■ Written request
Transcribe the listing word for word.

■ Records
* * *
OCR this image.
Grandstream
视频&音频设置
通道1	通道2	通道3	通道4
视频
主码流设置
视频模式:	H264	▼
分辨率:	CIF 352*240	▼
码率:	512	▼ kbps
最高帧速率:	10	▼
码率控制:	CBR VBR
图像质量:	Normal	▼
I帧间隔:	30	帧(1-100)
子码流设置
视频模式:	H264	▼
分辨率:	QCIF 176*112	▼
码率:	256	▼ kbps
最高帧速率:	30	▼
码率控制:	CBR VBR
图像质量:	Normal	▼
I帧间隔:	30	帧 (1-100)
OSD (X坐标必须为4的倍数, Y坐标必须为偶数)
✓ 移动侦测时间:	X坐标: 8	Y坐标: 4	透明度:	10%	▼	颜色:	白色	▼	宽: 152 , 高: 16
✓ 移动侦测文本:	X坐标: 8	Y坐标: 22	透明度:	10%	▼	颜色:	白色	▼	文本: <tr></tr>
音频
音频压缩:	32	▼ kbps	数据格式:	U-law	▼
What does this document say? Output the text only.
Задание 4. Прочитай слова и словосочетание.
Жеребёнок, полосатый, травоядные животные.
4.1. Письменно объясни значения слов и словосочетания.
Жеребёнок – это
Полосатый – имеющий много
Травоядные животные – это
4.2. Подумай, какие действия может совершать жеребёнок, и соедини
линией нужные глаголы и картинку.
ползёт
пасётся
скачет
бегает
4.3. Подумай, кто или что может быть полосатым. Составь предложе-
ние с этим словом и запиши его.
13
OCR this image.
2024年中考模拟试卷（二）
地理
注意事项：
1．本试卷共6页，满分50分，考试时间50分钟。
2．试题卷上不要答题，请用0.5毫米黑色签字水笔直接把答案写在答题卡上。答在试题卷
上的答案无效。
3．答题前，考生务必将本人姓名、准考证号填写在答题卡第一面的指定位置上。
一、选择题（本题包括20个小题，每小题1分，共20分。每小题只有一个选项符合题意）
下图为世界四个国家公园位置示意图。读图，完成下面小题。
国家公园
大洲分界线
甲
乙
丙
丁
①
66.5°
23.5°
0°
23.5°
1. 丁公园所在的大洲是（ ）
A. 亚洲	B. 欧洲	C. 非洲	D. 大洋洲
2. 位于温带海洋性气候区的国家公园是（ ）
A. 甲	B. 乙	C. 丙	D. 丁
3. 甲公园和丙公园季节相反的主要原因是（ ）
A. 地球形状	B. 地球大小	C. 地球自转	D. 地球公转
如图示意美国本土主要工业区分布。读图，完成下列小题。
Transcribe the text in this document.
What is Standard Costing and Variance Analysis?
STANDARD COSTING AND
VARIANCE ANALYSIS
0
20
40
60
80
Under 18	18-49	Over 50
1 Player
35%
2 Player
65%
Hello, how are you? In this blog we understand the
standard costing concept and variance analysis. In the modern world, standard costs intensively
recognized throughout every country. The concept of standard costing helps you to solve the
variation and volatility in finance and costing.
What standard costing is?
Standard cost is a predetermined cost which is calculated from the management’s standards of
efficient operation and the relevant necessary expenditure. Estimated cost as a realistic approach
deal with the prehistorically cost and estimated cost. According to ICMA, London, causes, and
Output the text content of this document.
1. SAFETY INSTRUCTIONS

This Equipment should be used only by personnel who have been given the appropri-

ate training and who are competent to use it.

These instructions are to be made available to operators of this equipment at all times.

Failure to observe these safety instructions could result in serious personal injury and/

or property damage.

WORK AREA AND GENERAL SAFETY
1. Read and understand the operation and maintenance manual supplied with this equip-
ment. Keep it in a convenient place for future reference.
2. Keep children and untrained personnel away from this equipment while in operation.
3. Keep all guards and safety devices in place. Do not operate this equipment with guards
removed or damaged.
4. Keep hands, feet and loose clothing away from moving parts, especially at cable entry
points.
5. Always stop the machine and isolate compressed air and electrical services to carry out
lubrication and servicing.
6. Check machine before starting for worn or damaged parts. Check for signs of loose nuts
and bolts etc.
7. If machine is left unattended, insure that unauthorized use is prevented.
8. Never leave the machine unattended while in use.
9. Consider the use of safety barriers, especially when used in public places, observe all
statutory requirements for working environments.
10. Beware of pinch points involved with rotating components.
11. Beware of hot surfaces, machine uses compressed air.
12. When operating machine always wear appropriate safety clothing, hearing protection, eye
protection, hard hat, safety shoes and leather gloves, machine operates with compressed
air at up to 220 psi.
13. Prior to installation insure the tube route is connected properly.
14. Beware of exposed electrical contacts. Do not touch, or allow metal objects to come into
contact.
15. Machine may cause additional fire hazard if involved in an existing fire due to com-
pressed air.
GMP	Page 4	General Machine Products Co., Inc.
* * *
■ Response to this task
OCR this image.
Grandstream
视频&音频设置
通道1	通道2	通道3	通道4
视频
主码流设置
视频模式:	H264	▼
分辨率:	CIF 352*240	▼
码率:	512	▼ kbps
最高帧速率:	10	▼
码率控制:	CBR VBR
图像质量:	Normal	▼
I帧间隔:	30	帧(1-100)
子码流设置
视频模式:	H264	▼
分辨率:	QCIF 176*112	▼
码率:	256	▼ kbps
最高帧速率:	30	▼
码率控制:	CBR VBR
图像质量:	Normal	▼
I帧间隔:	30	帧 (1-100)
OSD (X坐标必须为4的倍数, Y坐标必须为偶数)
✓ 移动侦测时间:	X坐标: 8	Y坐标: 4	透明度:	10%	▼	颜色:	白色	▼	宽: 152 , 高: 16
✓ 移动侦测文本:	X坐标: 8	Y坐标: 22	透明度:	10%	▼	颜色:	白色	▼	文本: <tr></tr>
音频
音频压缩:	32	▼ kbps	数据格式:	U-law	▼
What does this document say? Output the text only.
Задание 4. Прочитай слова и словосочетание.
Жеребёнок, полосатый, травоядные животные.
4.1. Письменно объясни значения слов и словосочетания.
Жеребёнок – это
Полосатый – имеющий много
Травоядные животные – это
4.2. Подумай, какие действия может совершать жеребёнок, и соедини
линией нужные глаголы и картинку.
ползёт
пасётся
скачет
бегает
4.3. Подумай, кто или что может быть полосатым. Составь предложе-
ние с этим словом и запиши его.
13
OCR this image.
2024年中考模拟试卷（二）
地理
注意事项：
1．本试卷共6页，满分50分，考试时间50分钟。
2．试题卷上不要答题，请用0.5毫米黑色签字水笔直接把答案写在答题卡上。答在试题卷
上的答案无效。
3．答题前，考生务必将本人姓名、准考证号填写在答题卡第一面的指定位置上。
一、选择题（本题包括20个小题，每小题1分，共20分。每小题只有一个选项符合题意）
下图为世界四个国家公园位置示意图。读图，完成下面小题。
国家公园
大洲分界线
甲
乙
丙
丁
①
66.5°
23.5°
0°
23.5°
1. 丁公园所在的大洲是（ ）
A. 亚洲	B. 欧洲	C. 非洲	D. 大洋洲
2. 位于温带海洋性气候区的国家公园是（ ）
A. 甲	B. 乙	C. 丙	D. 丁
3. 甲公园和丙公园季节相反的主要原因是（ ）
A. 地球形状	B. 地球大小	C. 地球自转	D. 地球公转
如图示意美国本土主要工业区分布。读图，完成下列小题。
Transcribe the text in this document.
What is Standard Costing and Variance Analysis?
STANDARD COSTING AND
VARIANCE ANALYSIS
0
20
40
60
80
Under 18	18-49	Over 50
1 Player
35%
2 Player
65%
Hello, how are you? In this blog we understand the
standard costing concept and variance analysis. In the modern world, standard costs intensively
recognized throughout every country. The concept of standard costing helps you to solve the
variation and volatility in finance and costing.
What standard costing is?
Standard cost is a predetermined cost which is calculated from the management’s standards of
efficient operation and the relevant necessary expenditure. Estimated cost as a realistic approach
deal with the prehistorically cost and estimated cost. According to ICMA, London, causes, and
Output the text content of this document.
1. SAFETY INSTRUCTIONS

This Equipment should be used only by personnel who have been given the appropri-

ate training and who are competent to use it.

These instructions are to be made available to operators of this equipment at all times.

Failure to observe these safety instructions could result in serious personal injury and/

or property damage.

WORK AREA AND GENERAL SAFETY
1. Read and understand the operation and maintenance manual supplied with this equip-
ment. Keep it in a convenient place for future reference.
2. Keep children and untrained personnel away from this equipment while in operation.
3. Keep all guards and safety devices in place. Do not operate this equipment with guards
removed or damaged.
4. Keep hands, feet and loose clothing away from moving parts, especially at cable entry
points.
5. Always stop the machine and isolate compressed air and electrical services to carry out
lubrication and servicing.
6. Check machine before starting for worn or damaged parts. Check for signs of loose nuts
and bolts etc.
7. If machine is left unattended, insure that unauthorized use is prevented.
8. Never leave the machine unattended while in use.
9. Consider the use of safety barriers, especially when used in public places, observe all
statutory requirements for working environments.
10. Beware of pinch points involved with rotating components.
11. Beware of hot surfaces, machine uses compressed air.
12. When operating machine always wear appropriate safety clothing, hearing protection, eye
protection, hard hat, safety shoes and leather gloves, machine operates with compressed
air at up to 220 psi.
13. Prior to installation insure the tube route is connected properly.
14. Beware of exposed electrical contacts. Do not touch, or allow metal objects to come into
contact.
15. Machine may cause additional fire hazard if involved in an existing fire due to com-
pressed air.
GMP	Page 4	General Machine Products Co., Inc.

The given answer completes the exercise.